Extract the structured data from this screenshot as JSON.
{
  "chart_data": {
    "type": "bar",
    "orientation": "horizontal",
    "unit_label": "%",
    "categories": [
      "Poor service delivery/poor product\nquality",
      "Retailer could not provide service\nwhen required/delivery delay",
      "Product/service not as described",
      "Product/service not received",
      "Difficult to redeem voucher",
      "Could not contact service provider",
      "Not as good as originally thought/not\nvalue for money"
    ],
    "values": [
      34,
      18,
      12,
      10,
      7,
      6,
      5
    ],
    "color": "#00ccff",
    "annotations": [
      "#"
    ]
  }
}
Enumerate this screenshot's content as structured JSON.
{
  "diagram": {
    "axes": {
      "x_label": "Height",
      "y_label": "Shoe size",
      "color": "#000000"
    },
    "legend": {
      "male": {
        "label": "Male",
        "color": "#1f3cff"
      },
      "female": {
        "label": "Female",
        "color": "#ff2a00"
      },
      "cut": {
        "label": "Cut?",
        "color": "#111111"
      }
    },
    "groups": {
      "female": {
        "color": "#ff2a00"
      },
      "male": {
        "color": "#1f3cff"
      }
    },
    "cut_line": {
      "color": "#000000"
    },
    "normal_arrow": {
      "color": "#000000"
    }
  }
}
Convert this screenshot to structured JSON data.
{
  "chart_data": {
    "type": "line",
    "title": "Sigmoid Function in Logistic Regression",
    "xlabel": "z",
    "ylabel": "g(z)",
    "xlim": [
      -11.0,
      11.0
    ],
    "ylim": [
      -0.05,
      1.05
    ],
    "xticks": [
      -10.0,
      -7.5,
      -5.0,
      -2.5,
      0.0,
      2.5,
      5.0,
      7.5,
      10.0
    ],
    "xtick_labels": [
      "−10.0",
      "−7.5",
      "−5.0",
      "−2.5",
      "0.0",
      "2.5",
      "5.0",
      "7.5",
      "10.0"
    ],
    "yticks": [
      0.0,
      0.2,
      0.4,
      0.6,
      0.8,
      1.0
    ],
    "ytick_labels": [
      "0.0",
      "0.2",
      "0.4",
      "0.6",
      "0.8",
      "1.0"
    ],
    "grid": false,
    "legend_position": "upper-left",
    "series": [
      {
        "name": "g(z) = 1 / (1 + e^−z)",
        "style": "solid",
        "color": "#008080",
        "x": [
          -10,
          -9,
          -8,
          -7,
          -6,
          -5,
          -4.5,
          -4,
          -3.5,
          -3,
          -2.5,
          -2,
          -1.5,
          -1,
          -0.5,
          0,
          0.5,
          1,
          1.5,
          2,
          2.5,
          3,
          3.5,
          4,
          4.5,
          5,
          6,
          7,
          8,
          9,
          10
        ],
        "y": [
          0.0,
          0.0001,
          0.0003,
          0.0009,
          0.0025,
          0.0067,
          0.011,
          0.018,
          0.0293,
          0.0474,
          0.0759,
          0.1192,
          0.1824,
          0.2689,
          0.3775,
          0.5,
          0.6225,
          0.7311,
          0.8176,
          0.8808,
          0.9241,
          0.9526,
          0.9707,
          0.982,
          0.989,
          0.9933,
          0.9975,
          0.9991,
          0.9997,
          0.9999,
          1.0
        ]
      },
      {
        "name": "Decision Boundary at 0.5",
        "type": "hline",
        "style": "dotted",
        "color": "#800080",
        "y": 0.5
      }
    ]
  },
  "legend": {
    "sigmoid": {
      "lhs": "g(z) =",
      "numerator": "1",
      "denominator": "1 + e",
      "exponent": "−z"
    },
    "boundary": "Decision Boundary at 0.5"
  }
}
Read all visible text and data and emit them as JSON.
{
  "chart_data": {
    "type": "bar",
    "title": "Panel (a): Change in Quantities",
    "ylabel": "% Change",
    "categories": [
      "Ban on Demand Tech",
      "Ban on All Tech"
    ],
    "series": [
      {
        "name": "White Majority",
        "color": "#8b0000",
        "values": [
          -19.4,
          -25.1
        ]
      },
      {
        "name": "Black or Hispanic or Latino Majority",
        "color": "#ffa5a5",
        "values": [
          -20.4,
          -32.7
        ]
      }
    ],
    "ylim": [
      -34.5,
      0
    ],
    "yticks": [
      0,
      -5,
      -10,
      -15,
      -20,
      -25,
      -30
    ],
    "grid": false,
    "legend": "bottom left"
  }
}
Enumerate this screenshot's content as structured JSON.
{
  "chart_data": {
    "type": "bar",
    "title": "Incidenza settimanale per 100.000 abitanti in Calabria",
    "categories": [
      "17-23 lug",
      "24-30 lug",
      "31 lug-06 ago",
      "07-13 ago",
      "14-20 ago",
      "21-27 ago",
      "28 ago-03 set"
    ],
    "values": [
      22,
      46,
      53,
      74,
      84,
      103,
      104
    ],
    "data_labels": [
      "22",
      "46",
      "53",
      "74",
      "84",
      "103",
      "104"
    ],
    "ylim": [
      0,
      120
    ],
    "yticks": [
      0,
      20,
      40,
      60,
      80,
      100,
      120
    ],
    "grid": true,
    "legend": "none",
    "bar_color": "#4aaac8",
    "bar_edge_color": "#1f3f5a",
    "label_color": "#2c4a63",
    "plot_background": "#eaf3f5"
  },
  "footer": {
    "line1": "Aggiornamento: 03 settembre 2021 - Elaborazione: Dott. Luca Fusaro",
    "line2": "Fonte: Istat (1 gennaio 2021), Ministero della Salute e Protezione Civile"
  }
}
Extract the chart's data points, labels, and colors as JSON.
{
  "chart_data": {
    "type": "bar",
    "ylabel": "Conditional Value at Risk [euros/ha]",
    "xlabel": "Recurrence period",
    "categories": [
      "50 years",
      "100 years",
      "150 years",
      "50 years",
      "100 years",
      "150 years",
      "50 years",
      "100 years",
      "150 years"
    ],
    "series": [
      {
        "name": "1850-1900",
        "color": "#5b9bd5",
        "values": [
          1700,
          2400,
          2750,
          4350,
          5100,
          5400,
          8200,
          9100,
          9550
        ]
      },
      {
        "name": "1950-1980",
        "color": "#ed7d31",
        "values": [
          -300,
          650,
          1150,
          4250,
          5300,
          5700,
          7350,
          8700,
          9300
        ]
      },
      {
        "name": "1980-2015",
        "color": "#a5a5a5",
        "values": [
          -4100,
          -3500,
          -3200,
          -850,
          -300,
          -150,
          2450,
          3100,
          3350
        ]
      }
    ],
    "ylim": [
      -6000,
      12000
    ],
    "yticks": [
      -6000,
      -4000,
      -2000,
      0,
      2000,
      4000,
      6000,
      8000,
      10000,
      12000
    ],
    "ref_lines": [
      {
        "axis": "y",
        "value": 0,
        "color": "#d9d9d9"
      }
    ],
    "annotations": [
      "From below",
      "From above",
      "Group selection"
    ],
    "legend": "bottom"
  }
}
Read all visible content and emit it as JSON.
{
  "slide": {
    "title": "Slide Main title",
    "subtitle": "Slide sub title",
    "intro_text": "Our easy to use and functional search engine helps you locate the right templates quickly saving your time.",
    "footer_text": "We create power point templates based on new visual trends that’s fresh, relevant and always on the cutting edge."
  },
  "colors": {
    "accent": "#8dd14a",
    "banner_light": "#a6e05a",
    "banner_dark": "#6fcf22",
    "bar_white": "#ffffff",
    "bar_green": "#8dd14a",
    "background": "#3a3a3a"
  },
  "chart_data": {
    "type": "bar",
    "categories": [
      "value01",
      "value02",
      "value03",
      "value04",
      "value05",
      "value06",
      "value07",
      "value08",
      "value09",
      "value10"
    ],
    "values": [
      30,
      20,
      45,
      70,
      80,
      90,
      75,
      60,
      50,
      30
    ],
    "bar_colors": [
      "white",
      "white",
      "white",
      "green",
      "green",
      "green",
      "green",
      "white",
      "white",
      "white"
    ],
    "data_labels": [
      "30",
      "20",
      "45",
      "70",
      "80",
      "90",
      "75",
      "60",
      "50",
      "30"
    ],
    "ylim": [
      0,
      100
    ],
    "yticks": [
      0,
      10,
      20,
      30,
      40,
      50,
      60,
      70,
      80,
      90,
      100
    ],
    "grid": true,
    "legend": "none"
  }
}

++++++++

Through the last line of the entries above, beginning at the line containing "Read all visible content and emit it as JSON.", transcribe each line exactly, both ends included and nothing more.

*Answer below*.
Read all visible content and emit it as JSON.
{
  "slide": {
    "title": "Slide Main title",
    "subtitle": "Slide sub title",
    "intro_text": "Our easy to use and functional search engine helps you locate the right templates quickly saving your time.",
    "footer_text": "We create power point templates based on new visual trends that’s fresh, relevant and always on the cutting edge."
  },
  "colors": {
    "accent": "#8dd14a",
    "banner_light": "#a6e05a",
    "banner_dark": "#6fcf22",
    "bar_white": "#ffffff",
    "bar_green": "#8dd14a",
    "background": "#3a3a3a"
  },
  "chart_data": {
    "type": "bar",
    "categories": [
      "value01",
      "value02",
      "value03",
      "value04",
      "value05",
      "value06",
      "value07",
      "value08",
      "value09",
      "value10"
    ],
    "values": [
      30,
      20,
      45,
      70,
      80,
      90,
      75,
      60,
      50,
      30
    ],
    "bar_colors": [
      "white",
      "white",
      "white",
      "green",
      "green",
      "green",
      "green",
      "white",
      "white",
      "white"
    ],
    "data_labels": [
      "30",
      "20",
      "45",
      "70",
      "80",
      "90",
      "75",
      "60",
      "50",
      "30"
    ],
    "ylim": [
      0,
      100
    ],
    "yticks": [
      0,
      10,
      20,
      30,
      40,
      50,
      60,
      70,
      80,
      90,
      100
    ],
    "grid": true,
    "legend": "none"
  }
}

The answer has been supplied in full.